Prompt:
Copy whichever lines contain the string "CableCARD".

(Dataset excerpts)

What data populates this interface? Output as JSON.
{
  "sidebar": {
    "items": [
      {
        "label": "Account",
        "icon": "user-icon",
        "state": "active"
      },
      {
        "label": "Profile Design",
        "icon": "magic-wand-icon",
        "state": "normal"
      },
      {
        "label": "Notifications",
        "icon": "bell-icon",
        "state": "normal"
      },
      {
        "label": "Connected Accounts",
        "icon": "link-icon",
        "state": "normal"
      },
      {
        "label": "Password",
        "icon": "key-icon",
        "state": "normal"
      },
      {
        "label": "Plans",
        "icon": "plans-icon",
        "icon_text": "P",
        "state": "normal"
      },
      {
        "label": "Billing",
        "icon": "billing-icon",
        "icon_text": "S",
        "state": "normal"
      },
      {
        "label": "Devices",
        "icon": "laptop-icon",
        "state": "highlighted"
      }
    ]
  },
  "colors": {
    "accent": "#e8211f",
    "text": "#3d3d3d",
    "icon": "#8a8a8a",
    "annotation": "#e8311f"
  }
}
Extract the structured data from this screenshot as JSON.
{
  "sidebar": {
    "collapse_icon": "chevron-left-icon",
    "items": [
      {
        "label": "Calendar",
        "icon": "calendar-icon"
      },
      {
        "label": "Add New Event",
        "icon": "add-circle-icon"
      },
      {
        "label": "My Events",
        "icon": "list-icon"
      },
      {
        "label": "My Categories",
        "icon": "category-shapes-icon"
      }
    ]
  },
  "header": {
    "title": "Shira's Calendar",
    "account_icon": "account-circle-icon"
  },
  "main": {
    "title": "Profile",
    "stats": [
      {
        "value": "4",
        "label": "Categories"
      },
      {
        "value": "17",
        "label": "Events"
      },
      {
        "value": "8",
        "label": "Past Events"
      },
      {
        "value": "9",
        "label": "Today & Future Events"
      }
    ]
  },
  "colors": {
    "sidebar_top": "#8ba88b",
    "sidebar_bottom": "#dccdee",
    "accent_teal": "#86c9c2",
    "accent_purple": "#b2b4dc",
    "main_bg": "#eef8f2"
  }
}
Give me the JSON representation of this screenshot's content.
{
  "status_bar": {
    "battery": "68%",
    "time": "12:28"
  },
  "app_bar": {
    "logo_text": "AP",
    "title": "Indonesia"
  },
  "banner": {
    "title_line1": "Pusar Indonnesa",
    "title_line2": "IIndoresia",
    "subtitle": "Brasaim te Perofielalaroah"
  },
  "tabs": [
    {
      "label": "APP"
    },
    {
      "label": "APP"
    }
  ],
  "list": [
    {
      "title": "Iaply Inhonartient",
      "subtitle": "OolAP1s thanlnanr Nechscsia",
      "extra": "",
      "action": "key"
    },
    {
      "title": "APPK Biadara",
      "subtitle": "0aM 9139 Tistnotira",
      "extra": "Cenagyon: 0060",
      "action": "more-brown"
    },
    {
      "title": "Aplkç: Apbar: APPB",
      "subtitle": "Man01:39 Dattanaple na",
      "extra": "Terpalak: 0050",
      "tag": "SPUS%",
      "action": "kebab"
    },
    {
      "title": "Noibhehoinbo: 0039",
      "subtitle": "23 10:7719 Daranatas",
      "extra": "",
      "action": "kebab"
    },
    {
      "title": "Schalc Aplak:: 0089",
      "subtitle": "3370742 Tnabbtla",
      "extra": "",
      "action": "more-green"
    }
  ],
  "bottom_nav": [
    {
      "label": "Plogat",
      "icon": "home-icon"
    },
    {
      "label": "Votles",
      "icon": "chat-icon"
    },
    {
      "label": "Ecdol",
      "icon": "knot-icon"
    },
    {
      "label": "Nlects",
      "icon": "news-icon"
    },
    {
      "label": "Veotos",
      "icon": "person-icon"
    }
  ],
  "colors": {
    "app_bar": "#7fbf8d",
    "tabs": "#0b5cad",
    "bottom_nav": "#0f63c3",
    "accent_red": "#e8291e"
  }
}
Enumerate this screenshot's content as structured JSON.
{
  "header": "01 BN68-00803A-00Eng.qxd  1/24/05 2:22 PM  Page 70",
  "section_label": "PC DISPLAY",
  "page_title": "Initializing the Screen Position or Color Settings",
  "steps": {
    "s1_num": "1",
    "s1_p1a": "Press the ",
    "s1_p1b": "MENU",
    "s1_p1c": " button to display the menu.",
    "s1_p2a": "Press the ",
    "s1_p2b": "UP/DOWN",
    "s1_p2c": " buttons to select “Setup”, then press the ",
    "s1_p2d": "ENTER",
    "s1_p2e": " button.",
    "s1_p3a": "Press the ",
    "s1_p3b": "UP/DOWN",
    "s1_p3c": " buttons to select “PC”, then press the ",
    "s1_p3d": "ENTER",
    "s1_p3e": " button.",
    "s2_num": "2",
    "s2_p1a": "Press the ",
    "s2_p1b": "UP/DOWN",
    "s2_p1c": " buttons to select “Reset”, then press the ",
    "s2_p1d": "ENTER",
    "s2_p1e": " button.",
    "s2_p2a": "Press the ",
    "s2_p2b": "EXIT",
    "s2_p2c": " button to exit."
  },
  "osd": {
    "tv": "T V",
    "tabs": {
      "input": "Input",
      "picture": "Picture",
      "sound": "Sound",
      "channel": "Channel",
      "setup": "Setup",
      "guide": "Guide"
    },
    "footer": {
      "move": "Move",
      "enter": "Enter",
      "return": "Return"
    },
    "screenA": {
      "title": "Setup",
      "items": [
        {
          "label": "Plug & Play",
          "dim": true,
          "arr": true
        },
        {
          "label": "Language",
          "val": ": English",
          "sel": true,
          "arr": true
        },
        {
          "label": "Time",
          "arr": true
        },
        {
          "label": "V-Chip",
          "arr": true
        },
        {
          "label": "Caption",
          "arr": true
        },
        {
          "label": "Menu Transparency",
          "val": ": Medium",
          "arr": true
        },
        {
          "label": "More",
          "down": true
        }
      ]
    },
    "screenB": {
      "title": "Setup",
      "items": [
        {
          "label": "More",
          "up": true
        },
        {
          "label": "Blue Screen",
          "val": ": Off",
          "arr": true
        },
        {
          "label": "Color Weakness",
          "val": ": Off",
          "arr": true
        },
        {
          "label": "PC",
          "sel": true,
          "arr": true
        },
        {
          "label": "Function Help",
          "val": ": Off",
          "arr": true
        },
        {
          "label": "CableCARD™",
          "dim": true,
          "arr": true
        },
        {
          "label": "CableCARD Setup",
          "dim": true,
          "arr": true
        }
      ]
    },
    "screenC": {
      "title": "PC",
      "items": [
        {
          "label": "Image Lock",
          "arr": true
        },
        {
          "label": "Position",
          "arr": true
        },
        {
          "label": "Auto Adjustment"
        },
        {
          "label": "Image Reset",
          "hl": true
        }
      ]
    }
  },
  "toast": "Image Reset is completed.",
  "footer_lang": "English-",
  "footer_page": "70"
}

Answer to this task:
          "label": "CableCARD™",
          "label": "CableCARD Setup",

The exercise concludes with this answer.